INSTRUCTIONS TO FOLLOW =>
Every entry below should be printed exactly, without its images.

*** THE DATA

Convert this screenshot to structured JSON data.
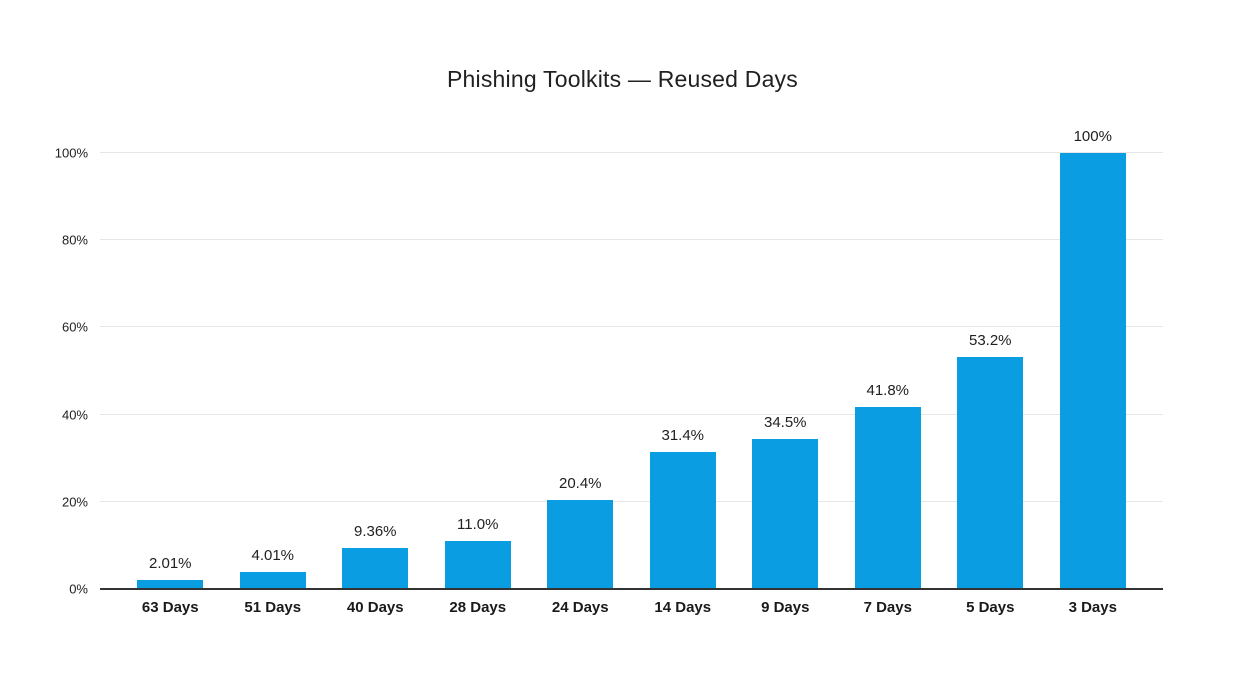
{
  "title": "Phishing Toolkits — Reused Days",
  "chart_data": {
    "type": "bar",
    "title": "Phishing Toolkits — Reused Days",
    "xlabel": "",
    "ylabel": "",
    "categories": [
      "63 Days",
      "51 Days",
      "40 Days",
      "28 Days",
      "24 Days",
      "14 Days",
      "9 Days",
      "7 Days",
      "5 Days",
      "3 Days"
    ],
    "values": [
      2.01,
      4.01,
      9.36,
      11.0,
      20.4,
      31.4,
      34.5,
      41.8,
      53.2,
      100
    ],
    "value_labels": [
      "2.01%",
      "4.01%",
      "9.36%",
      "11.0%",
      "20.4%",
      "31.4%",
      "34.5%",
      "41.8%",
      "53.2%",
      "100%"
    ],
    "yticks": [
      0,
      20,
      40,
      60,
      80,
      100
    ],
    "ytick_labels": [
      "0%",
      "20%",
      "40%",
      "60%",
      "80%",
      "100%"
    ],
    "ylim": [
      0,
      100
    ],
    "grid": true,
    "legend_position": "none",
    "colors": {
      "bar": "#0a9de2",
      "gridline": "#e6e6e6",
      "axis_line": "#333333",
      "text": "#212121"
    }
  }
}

******

FINISHED TASK =>
Convert this screenshot to structured JSON data.
{
  "title": "Phishing Toolkits — Reused Days",
  "chart_data": {
    "type": "bar",
    "title": "Phishing Toolkits — Reused Days",
    "xlabel": "",
    "ylabel": "",
    "categories": [
      "63 Days",
      "51 Days",
      "40 Days",
      "28 Days",
      "24 Days",
      "14 Days",
      "9 Days",
      "7 Days",
      "5 Days",
      "3 Days"
    ],
    "values": [
      2.01,
      4.01,
      9.36,
      11.0,
      20.4,
      31.4,
      34.5,
      41.8,
      53.2,
      100
    ],
    "value_labels": [
      "2.01%",
      "4.01%",
      "9.36%",
      "11.0%",
      "20.4%",
      "31.4%",
      "34.5%",
      "41.8%",
      "53.2%",
      "100%"
    ],
    "yticks": [
      0,
      20,
      40,
      60,
      80,
      100
    ],
    "ytick_labels": [
      "0%",
      "20%",
      "40%",
      "60%",
      "80%",
      "100%"
    ],
    "ylim": [
      0,
      100
    ],
    "grid": true,
    "legend_position": "none",
    "colors": {
      "bar": "#0a9de2",
      "gridline": "#e6e6e6",
      "axis_line": "#333333",
      "text": "#212121"
    }
  }
}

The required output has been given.